#### [INFORMATION SHOWN]
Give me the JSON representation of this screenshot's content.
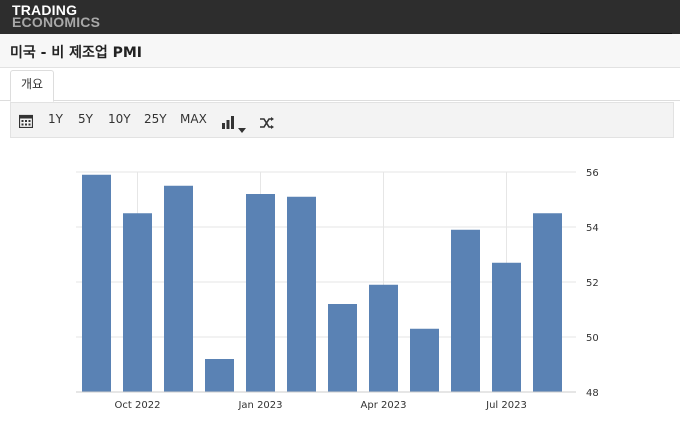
{
  "brand": {
    "line1": "TRADING",
    "line2": "ECONOMICS"
  },
  "page": {
    "title": "미국 - 비 제조업 PMI"
  },
  "tabs": [
    {
      "label": "개요"
    }
  ],
  "toolbar": {
    "ranges": [
      "1Y",
      "5Y",
      "10Y",
      "25Y",
      "MAX"
    ],
    "icons": [
      "calendar-icon",
      "bar-chart-icon",
      "chevron-down-icon",
      "shuffle-icon"
    ]
  },
  "colors": {
    "bar": "#5a82b4",
    "grid": "#e6e6e6",
    "topbar": "#2d2d2d"
  },
  "chart_data": {
    "type": "bar",
    "x": [
      "2022-09",
      "2022-10",
      "2022-11",
      "2022-12",
      "2023-01",
      "2023-02",
      "2023-03",
      "2023-04",
      "2023-05",
      "2023-06",
      "2023-07",
      "2023-08"
    ],
    "values": [
      55.9,
      54.5,
      55.5,
      49.2,
      55.2,
      55.1,
      51.2,
      51.9,
      50.3,
      53.9,
      52.7,
      54.5
    ],
    "xticks": [
      {
        "at": "2022-10",
        "label": "Oct 2022"
      },
      {
        "at": "2023-01",
        "label": "Jan 2023"
      },
      {
        "at": "2023-04",
        "label": "Apr 2023"
      },
      {
        "at": "2023-07",
        "label": "Jul 2023"
      }
    ],
    "yticks": [
      "48",
      "50",
      "52",
      "54",
      "56"
    ],
    "ylim": [
      48,
      56
    ],
    "grid": true,
    "yaxis_side": "right"
  }
}
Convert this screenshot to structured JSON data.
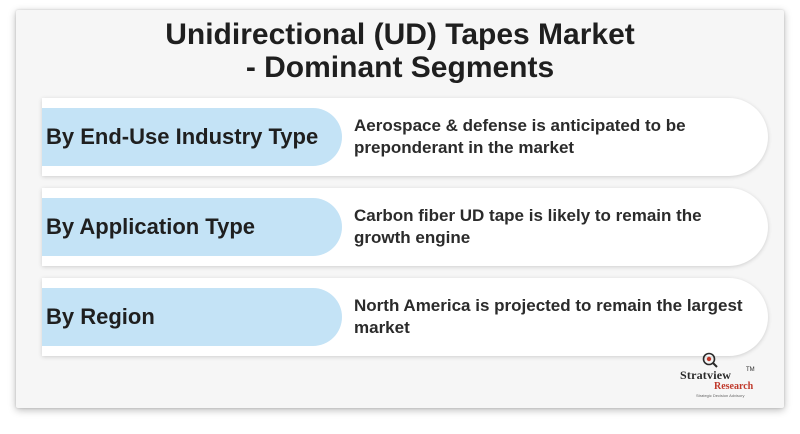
{
  "title": {
    "line1": "Unidirectional (UD) Tapes Market",
    "line2": "- Dominant Segments"
  },
  "segments": [
    {
      "label": "By End-Use Industry Type",
      "description": "Aerospace & defense is anticipated to be preponderant in the market"
    },
    {
      "label": "By Application Type",
      "description": "Carbon fiber UD tape is likely to remain the growth engine"
    },
    {
      "label": "By Region",
      "description": "North America is projected to remain the largest market"
    }
  ],
  "logo": {
    "name": "Stratview",
    "tm": "TM",
    "sub": "Research",
    "tagline": "Strategic Decision Advisory",
    "icon": "magnifier-target-icon",
    "accent_color": "#c0392b"
  },
  "colors": {
    "label_bg": "#c4e3f6",
    "card_bg": "#f6f6f6",
    "text": "#1f1f1f"
  }
}
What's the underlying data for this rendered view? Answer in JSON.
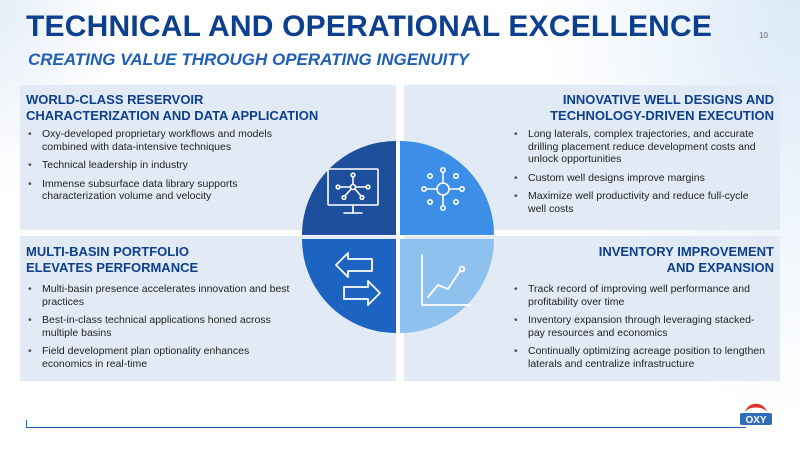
{
  "header": {
    "title": "TECHNICAL AND OPERATIONAL EXCELLENCE",
    "subtitle": "CREATING VALUE THROUGH OPERATING INGENUITY",
    "page_number": "10"
  },
  "quadrants": {
    "top_left": {
      "heading_line1": "WORLD-CLASS RESERVOIR",
      "heading_line2": "CHARACTERIZATION AND DATA APPLICATION",
      "bullets": [
        "Oxy-developed proprietary workflows and models combined with data-intensive techniques",
        "Technical leadership in industry",
        "Immense subsurface data library supports characterization volume and velocity"
      ]
    },
    "top_right": {
      "heading_line1": "INNOVATIVE WELL DESIGNS AND",
      "heading_line2": "TECHNOLOGY-DRIVEN EXECUTION",
      "bullets": [
        "Long laterals, complex trajectories, and accurate drilling placement reduce development costs and unlock opportunities",
        "Custom well designs improve margins",
        "Maximize well productivity and reduce full-cycle well costs"
      ]
    },
    "bottom_left": {
      "heading_line1": "MULTI-BASIN PORTFOLIO",
      "heading_line2": "ELEVATES PERFORMANCE",
      "bullets": [
        "Multi-basin presence accelerates innovation and best practices",
        "Best-in-class technical applications honed across multiple basins",
        "Field development plan optionality enhances economics in real-time"
      ]
    },
    "bottom_right": {
      "heading_line1": "INVENTORY IMPROVEMENT",
      "heading_line2": "AND EXPANSION",
      "bullets": [
        "Track record of improving well performance and profitability over time",
        "Inventory expansion through leveraging stacked-pay resources and economics",
        "Continually optimizing acreage position to lengthen laterals and centralize infrastructure"
      ]
    }
  },
  "circle": {
    "colors": {
      "top_left": "#1e4f9c",
      "top_right": "#3d8ee6",
      "bottom_left": "#1c63c2",
      "bottom_right": "#8fc1ef"
    },
    "icons": [
      "monitor-network-icon",
      "hub-network-icon",
      "exchange-arrows-icon",
      "line-chart-icon"
    ]
  },
  "logo": {
    "text": "OXY",
    "colors": {
      "red": "#e0312c",
      "blue": "#2e6bb8"
    }
  }
}
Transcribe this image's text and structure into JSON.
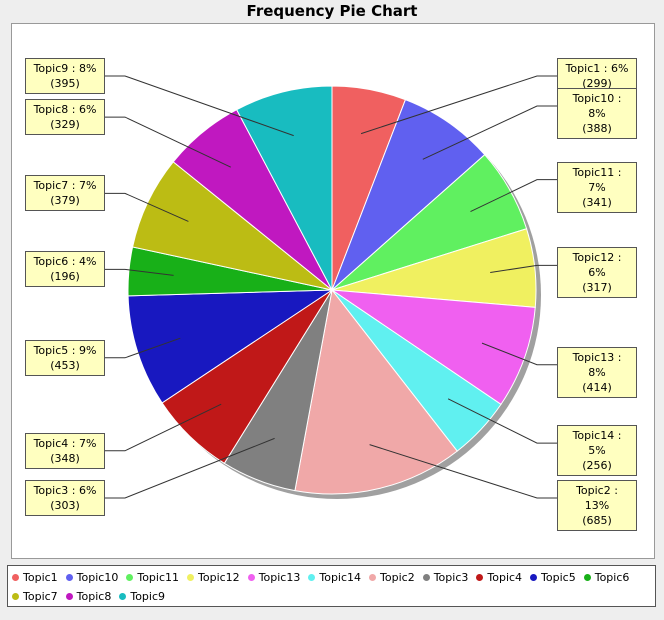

#### [REQUIREMENT]
Find each line with the string "reduce" and copy it out.

#### [THE RESULT]
        "Long laterals, complex trajectories, and accurate drilling placement reduce development costs and unlock opportunities",
        "Maximize well productivity and reduce full-cycle well costs"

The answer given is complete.